:: WORK REQUIRED ::
Pull every line containing "responsibilities" from the entries.

(Dataset entries)
_ _ _ _ _

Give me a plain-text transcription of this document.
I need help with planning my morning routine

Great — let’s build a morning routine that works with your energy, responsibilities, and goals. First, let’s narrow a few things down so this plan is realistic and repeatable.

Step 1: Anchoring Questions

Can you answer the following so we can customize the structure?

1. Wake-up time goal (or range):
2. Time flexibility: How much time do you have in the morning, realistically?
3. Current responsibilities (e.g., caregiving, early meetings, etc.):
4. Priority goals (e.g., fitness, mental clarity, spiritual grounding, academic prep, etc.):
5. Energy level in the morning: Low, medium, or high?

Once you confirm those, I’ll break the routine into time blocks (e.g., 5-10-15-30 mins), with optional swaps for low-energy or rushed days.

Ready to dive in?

_ _ _ _ _

:: TASK OUTPUT ::
Great — let’s build a morning routine that works with your energy, responsibilities, and goals. First, let’s narrow a few things down so this plan is realistic and repeatable.
3. Current responsibilities (e.g., caregiving, early meetings, etc.):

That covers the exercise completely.